| REQUIRED WORK |
Find every line containing the word "Price" in the records below; report only how many there are.

··· DATA ROWS

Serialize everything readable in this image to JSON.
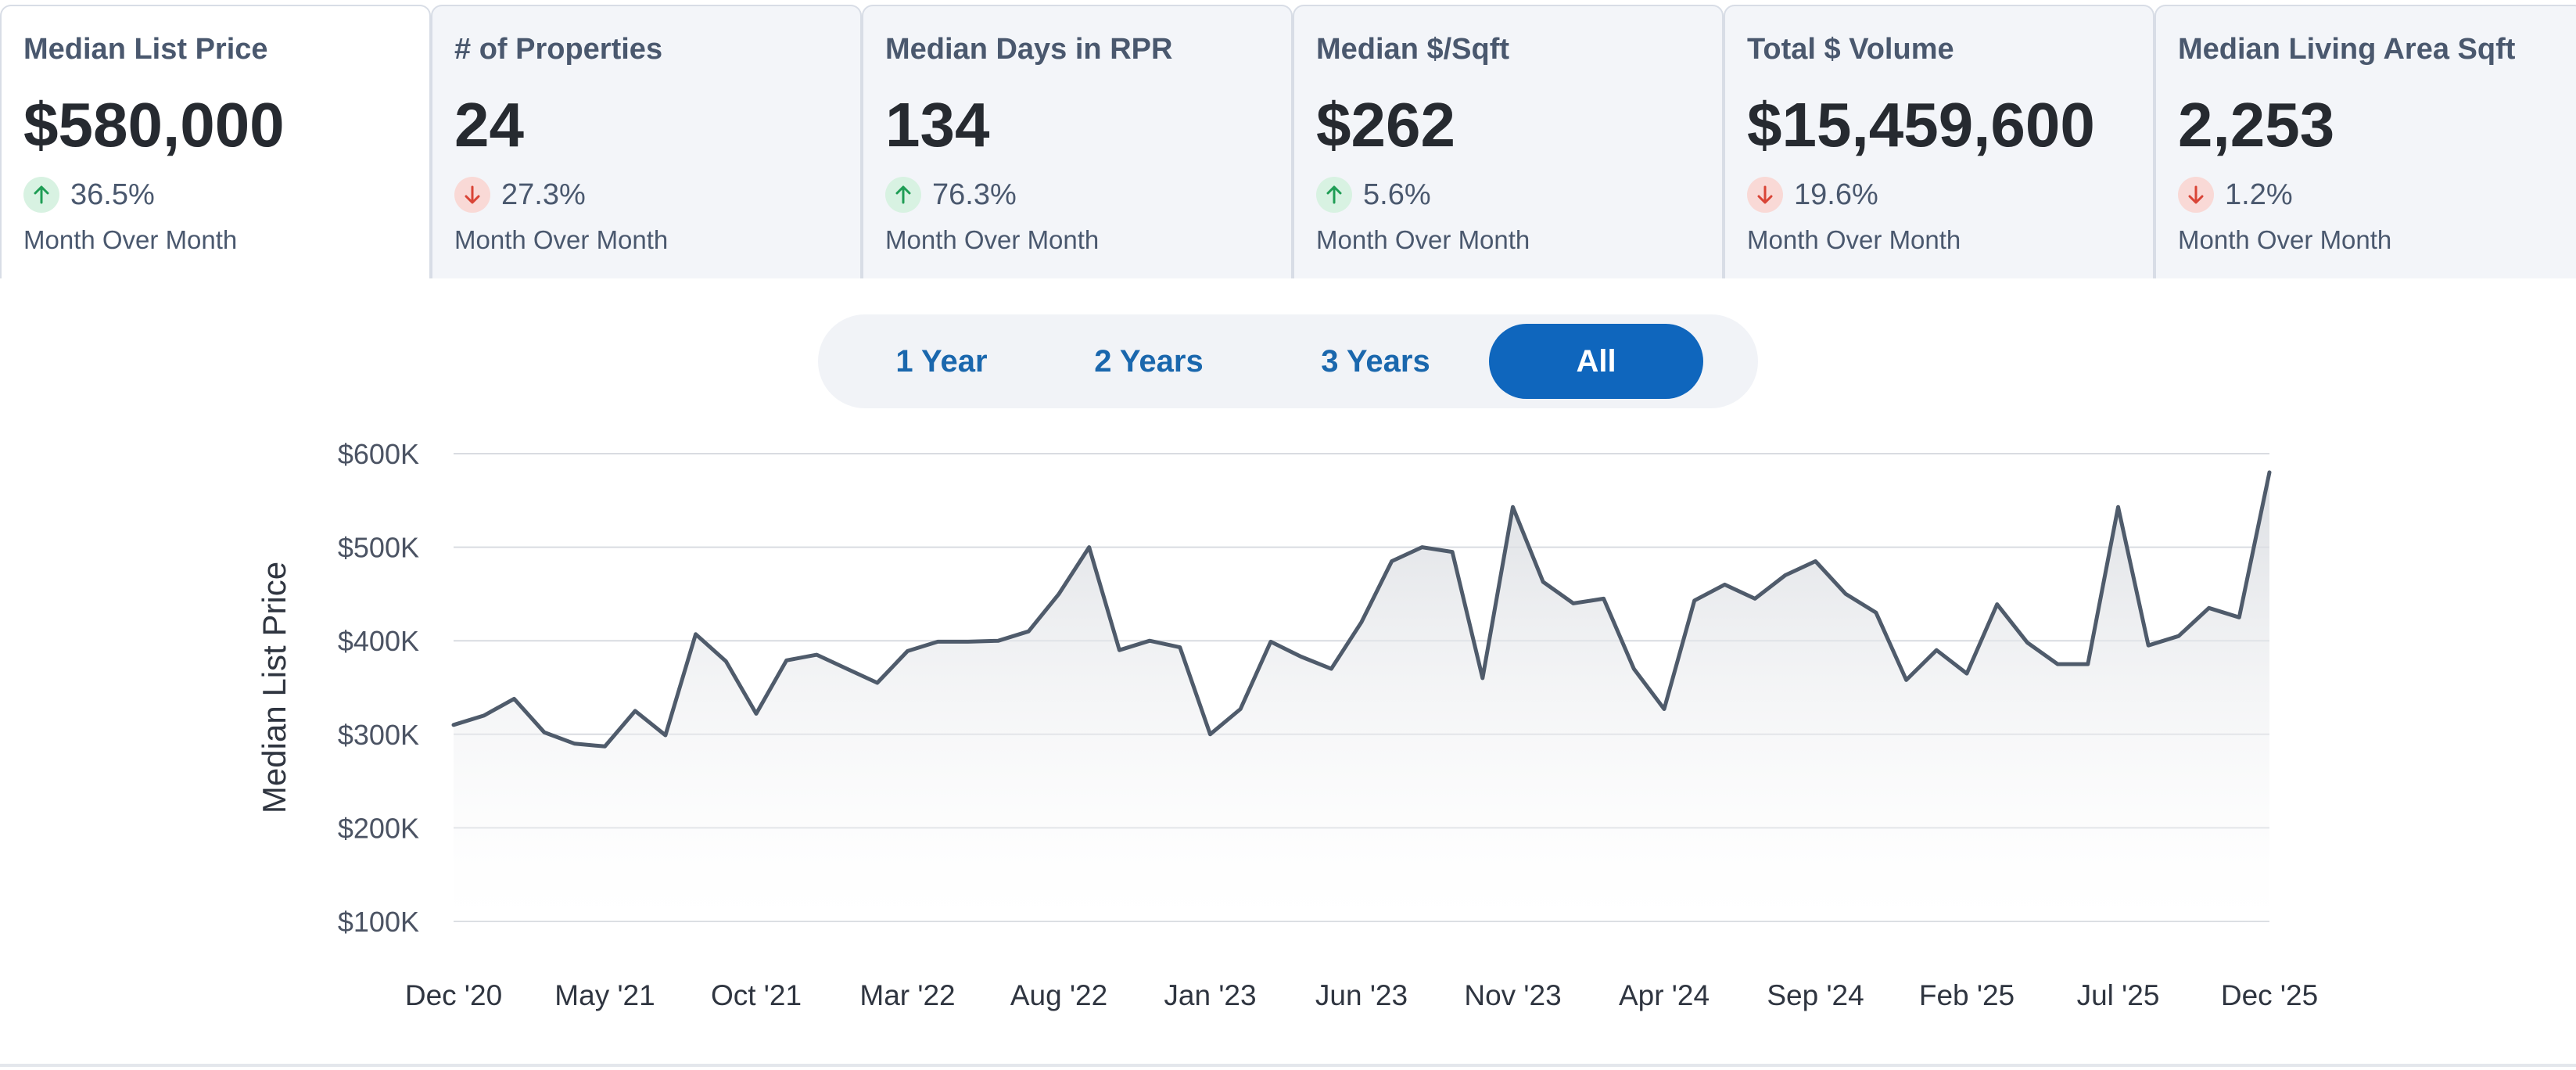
{
  "stats": [
    {
      "title": "Median List Price",
      "value": "$580,000",
      "direction": "up",
      "change": "36.5%",
      "period": "Month Over Month"
    },
    {
      "title": "# of Properties",
      "value": "24",
      "direction": "down",
      "change": "27.3%",
      "period": "Month Over Month"
    },
    {
      "title": "Median Days in RPR",
      "value": "134",
      "direction": "up",
      "change": "76.3%",
      "period": "Month Over Month"
    },
    {
      "title": "Median $/Sqft",
      "value": "$262",
      "direction": "up",
      "change": "5.6%",
      "period": "Month Over Month"
    },
    {
      "title": "Total $ Volume",
      "value": "$15,459,600",
      "direction": "down",
      "change": "19.6%",
      "period": "Month Over Month"
    },
    {
      "title": "Median Living Area Sqft",
      "value": "2,253",
      "direction": "down",
      "change": "1.2%",
      "period": "Month Over Month"
    }
  ],
  "range": {
    "options": [
      "1 Year",
      "2 Years",
      "3 Years",
      "All"
    ],
    "selected": "All"
  },
  "colors": {
    "accent": "#0f66bd",
    "up": "#1f9d55",
    "down": "#d94436",
    "line": "#4f5b6b"
  },
  "chart_data": {
    "type": "area",
    "ylabel": "Median List Price",
    "xlabel": "",
    "ylim": [
      100000,
      600000
    ],
    "y_ticks": [
      600000,
      500000,
      400000,
      300000,
      200000,
      100000
    ],
    "y_tick_labels": [
      "$600K",
      "$500K",
      "$400K",
      "$300K",
      "$200K",
      "$100K"
    ],
    "x_tick_labels": [
      "Dec '20",
      "May '21",
      "Oct '21",
      "Mar '22",
      "Aug '22",
      "Jan '23",
      "Jun '23",
      "Nov '23",
      "Apr '24",
      "Sep '24",
      "Feb '25",
      "Jul '25",
      "Dec '25"
    ],
    "grid": true,
    "x": [
      "Dec '20",
      "Jan '21",
      "Feb '21",
      "Mar '21",
      "Apr '21",
      "May '21",
      "Jun '21",
      "Jul '21",
      "Aug '21",
      "Sep '21",
      "Oct '21",
      "Nov '21",
      "Dec '21",
      "Jan '22",
      "Feb '22",
      "Mar '22",
      "Apr '22",
      "May '22",
      "Jun '22",
      "Jul '22",
      "Aug '22",
      "Sep '22",
      "Oct '22",
      "Nov '22",
      "Dec '22",
      "Jan '23",
      "Feb '23",
      "Mar '23",
      "Apr '23",
      "May '23",
      "Jun '23",
      "Jul '23",
      "Aug '23",
      "Sep '23",
      "Oct '23",
      "Nov '23",
      "Dec '23",
      "Jan '24",
      "Feb '24",
      "Mar '24",
      "Apr '24",
      "May '24",
      "Jun '24",
      "Jul '24",
      "Aug '24",
      "Sep '24",
      "Oct '24",
      "Nov '24",
      "Dec '24",
      "Jan '25",
      "Feb '25",
      "Mar '25",
      "Apr '25",
      "May '25",
      "Jun '25",
      "Jul '25",
      "Aug '25",
      "Sep '25",
      "Oct '25",
      "Nov '25",
      "Dec '25"
    ],
    "values": [
      310000,
      320000,
      338000,
      302000,
      290000,
      287000,
      325000,
      299000,
      407000,
      378000,
      322000,
      379000,
      385000,
      370000,
      355000,
      389000,
      399000,
      399000,
      400000,
      410000,
      450000,
      500000,
      390000,
      400000,
      393000,
      300000,
      327000,
      399000,
      383000,
      370000,
      420000,
      485000,
      500000,
      495000,
      360000,
      543000,
      463000,
      440000,
      445000,
      370000,
      327000,
      443000,
      460000,
      445000,
      470000,
      485000,
      450000,
      430000,
      358000,
      390000,
      365000,
      439000,
      398000,
      375000,
      375000,
      543000,
      395000,
      405000,
      435000,
      425000,
      580000
    ]
  }
}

······

| TASK SOLUTION |
2